* [YOUR INSTRUCTIONS]
The data must be returned in full and exactly as given.

* [SOURCE DATA]
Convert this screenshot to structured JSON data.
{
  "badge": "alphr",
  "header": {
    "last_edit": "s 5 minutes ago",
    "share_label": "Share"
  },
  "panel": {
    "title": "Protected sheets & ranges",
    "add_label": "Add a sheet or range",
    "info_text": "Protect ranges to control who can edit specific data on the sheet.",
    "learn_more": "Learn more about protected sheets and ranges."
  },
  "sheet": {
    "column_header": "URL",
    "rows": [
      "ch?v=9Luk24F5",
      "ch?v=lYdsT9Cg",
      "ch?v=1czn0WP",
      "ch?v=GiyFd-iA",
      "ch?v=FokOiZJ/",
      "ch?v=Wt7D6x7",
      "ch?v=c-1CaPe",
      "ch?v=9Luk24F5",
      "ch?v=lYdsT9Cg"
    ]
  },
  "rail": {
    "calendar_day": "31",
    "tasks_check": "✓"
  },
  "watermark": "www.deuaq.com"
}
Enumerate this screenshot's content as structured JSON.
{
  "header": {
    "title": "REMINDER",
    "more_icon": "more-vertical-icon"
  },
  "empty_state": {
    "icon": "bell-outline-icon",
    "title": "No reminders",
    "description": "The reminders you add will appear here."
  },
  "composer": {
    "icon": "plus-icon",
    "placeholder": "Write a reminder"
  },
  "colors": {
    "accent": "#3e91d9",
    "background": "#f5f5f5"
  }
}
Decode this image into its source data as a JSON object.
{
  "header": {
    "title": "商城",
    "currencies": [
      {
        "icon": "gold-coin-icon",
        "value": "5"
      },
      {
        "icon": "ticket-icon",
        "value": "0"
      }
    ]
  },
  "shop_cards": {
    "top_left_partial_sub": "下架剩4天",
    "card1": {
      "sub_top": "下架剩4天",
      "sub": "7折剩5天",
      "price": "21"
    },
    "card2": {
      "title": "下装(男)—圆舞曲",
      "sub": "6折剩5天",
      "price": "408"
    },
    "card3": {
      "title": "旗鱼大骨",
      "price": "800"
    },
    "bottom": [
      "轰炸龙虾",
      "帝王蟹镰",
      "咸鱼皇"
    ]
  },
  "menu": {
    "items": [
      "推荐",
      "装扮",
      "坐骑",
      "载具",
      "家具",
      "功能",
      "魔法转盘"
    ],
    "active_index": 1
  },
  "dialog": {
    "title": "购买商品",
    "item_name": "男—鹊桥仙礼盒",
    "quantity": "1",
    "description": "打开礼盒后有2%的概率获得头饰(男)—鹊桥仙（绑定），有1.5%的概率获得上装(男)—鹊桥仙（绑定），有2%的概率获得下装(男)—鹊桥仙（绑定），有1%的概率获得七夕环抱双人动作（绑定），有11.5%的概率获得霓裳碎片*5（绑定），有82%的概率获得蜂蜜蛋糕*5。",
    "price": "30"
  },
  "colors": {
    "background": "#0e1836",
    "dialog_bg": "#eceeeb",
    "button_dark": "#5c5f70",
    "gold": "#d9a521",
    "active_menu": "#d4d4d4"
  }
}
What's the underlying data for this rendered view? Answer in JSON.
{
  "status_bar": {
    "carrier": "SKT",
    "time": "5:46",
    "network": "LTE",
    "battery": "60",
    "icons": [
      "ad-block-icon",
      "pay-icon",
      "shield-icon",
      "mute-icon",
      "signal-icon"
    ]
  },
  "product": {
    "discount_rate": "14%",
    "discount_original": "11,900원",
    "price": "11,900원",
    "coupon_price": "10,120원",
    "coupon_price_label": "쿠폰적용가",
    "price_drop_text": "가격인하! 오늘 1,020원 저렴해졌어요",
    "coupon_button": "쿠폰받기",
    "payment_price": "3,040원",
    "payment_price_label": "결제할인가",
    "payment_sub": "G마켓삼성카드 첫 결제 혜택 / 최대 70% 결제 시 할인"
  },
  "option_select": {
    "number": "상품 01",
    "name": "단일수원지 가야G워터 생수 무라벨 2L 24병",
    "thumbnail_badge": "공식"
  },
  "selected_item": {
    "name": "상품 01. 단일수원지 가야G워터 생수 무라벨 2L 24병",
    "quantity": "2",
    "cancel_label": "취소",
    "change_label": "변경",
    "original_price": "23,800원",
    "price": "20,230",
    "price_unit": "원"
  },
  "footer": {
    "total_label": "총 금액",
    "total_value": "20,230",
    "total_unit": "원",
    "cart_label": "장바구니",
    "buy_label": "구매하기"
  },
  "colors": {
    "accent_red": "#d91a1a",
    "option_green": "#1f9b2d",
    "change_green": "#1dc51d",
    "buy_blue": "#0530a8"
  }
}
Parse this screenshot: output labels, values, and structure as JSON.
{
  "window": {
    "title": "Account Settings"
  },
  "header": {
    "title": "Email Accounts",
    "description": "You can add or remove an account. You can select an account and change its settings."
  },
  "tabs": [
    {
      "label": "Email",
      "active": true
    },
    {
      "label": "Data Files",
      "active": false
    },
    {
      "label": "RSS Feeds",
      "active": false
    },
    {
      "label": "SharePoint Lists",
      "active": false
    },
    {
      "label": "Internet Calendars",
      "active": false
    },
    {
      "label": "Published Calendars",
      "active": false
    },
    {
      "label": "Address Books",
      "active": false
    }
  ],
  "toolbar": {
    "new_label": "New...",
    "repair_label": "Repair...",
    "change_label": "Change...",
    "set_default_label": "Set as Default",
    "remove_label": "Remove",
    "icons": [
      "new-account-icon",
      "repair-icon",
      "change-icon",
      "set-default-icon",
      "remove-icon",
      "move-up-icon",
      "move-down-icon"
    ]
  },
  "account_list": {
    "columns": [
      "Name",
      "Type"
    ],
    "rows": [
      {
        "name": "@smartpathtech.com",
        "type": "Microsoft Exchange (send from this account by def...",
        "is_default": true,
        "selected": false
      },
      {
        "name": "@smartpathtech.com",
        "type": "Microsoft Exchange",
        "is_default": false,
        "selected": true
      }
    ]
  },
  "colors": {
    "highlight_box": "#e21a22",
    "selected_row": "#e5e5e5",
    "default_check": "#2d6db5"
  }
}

* [OUTPUT OF THE TASK]
Convert this screenshot to structured JSON data.
{
  "badge": "alphr",
  "header": {
    "last_edit": "s 5 minutes ago",
    "share_label": "Share"
  },
  "panel": {
    "title": "Protected sheets & ranges",
    "add_label": "Add a sheet or range",
    "info_text": "Protect ranges to control who can edit specific data on the sheet.",
    "learn_more": "Learn more about protected sheets and ranges."
  },
  "sheet": {
    "column_header": "URL",
    "rows": [
      "ch?v=9Luk24F5",
      "ch?v=lYdsT9Cg",
      "ch?v=1czn0WP",
      "ch?v=GiyFd-iA",
      "ch?v=FokOiZJ/",
      "ch?v=Wt7D6x7",
      "ch?v=c-1CaPe",
      "ch?v=9Luk24F5",
      "ch?v=lYdsT9Cg"
    ]
  },
  "rail": {
    "calendar_day": "31",
    "tasks_check": "✓"
  },
  "watermark": "www.deuaq.com"
}
Enumerate this screenshot's content as structured JSON.
{
  "header": {
    "title": "REMINDER",
    "more_icon": "more-vertical-icon"
  },
  "empty_state": {
    "icon": "bell-outline-icon",
    "title": "No reminders",
    "description": "The reminders you add will appear here."
  },
  "composer": {
    "icon": "plus-icon",
    "placeholder": "Write a reminder"
  },
  "colors": {
    "accent": "#3e91d9",
    "background": "#f5f5f5"
  }
}
Decode this image into its source data as a JSON object.
{
  "header": {
    "title": "商城",
    "currencies": [
      {
        "icon": "gold-coin-icon",
        "value": "5"
      },
      {
        "icon": "ticket-icon",
        "value": "0"
      }
    ]
  },
  "shop_cards": {
    "top_left_partial_sub": "下架剩4天",
    "card1": {
      "sub_top": "下架剩4天",
      "sub": "7折剩5天",
      "price": "21"
    },
    "card2": {
      "title": "下装(男)—圆舞曲",
      "sub": "6折剩5天",
      "price": "408"
    },
    "card3": {
      "title": "旗鱼大骨",
      "price": "800"
    },
    "bottom": [
      "轰炸龙虾",
      "帝王蟹镰",
      "咸鱼皇"
    ]
  },
  "menu": {
    "items": [
      "推荐",
      "装扮",
      "坐骑",
      "载具",
      "家具",
      "功能",
      "魔法转盘"
    ],
    "active_index": 1
  },
  "dialog": {
    "title": "购买商品",
    "item_name": "男—鹊桥仙礼盒",
    "quantity": "1",
    "description": "打开礼盒后有2%的概率获得头饰(男)—鹊桥仙（绑定），有1.5%的概率获得上装(男)—鹊桥仙（绑定），有2%的概率获得下装(男)—鹊桥仙（绑定），有1%的概率获得七夕环抱双人动作（绑定），有11.5%的概率获得霓裳碎片*5（绑定），有82%的概率获得蜂蜜蛋糕*5。",
    "price": "30"
  },
  "colors": {
    "background": "#0e1836",
    "dialog_bg": "#eceeeb",
    "button_dark": "#5c5f70",
    "gold": "#d9a521",
    "active_menu": "#d4d4d4"
  }
}
What's the underlying data for this rendered view? Answer in JSON.
{
  "status_bar": {
    "carrier": "SKT",
    "time": "5:46",
    "network": "LTE",
    "battery": "60",
    "icons": [
      "ad-block-icon",
      "pay-icon",
      "shield-icon",
      "mute-icon",
      "signal-icon"
    ]
  },
  "product": {
    "discount_rate": "14%",
    "discount_original": "11,900원",
    "price": "11,900원",
    "coupon_price": "10,120원",
    "coupon_price_label": "쿠폰적용가",
    "price_drop_text": "가격인하! 오늘 1,020원 저렴해졌어요",
    "coupon_button": "쿠폰받기",
    "payment_price": "3,040원",
    "payment_price_label": "결제할인가",
    "payment_sub": "G마켓삼성카드 첫 결제 혜택 / 최대 70% 결제 시 할인"
  },
  "option_select": {
    "number": "상품 01",
    "name": "단일수원지 가야G워터 생수 무라벨 2L 24병",
    "thumbnail_badge": "공식"
  },
  "selected_item": {
    "name": "상품 01. 단일수원지 가야G워터 생수 무라벨 2L 24병",
    "quantity": "2",
    "cancel_label": "취소",
    "change_label": "변경",
    "original_price": "23,800원",
    "price": "20,230",
    "price_unit": "원"
  },
  "footer": {
    "total_label": "총 금액",
    "total_value": "20,230",
    "total_unit": "원",
    "cart_label": "장바구니",
    "buy_label": "구매하기"
  },
  "colors": {
    "accent_red": "#d91a1a",
    "option_green": "#1f9b2d",
    "change_green": "#1dc51d",
    "buy_blue": "#0530a8"
  }
}
Parse this screenshot: output labels, values, and structure as JSON.
{
  "window": {
    "title": "Account Settings"
  },
  "header": {
    "title": "Email Accounts",
    "description": "You can add or remove an account. You can select an account and change its settings."
  },
  "tabs": [
    {
      "label": "Email",
      "active": true
    },
    {
      "label": "Data Files",
      "active": false
    },
    {
      "label": "RSS Feeds",
      "active": false
    },
    {
      "label": "SharePoint Lists",
      "active": false
    },
    {
      "label": "Internet Calendars",
      "active": false
    },
    {
      "label": "Published Calendars",
      "active": false
    },
    {
      "label": "Address Books",
      "active": false
    }
  ],
  "toolbar": {
    "new_label": "New...",
    "repair_label": "Repair...",
    "change_label": "Change...",
    "set_default_label": "Set as Default",
    "remove_label": "Remove",
    "icons": [
      "new-account-icon",
      "repair-icon",
      "change-icon",
      "set-default-icon",
      "remove-icon",
      "move-up-icon",
      "move-down-icon"
    ]
  },
  "account_list": {
    "columns": [
      "Name",
      "Type"
    ],
    "rows": [
      {
        "name": "@smartpathtech.com",
        "type": "Microsoft Exchange (send from this account by def...",
        "is_default": true,
        "selected": false
      },
      {
        "name": "@smartpathtech.com",
        "type": "Microsoft Exchange",
        "is_default": false,
        "selected": true
      }
    ]
  },
  "colors": {
    "highlight_box": "#e21a22",
    "selected_row": "#e5e5e5",
    "default_check": "#2d6db5"
  }
}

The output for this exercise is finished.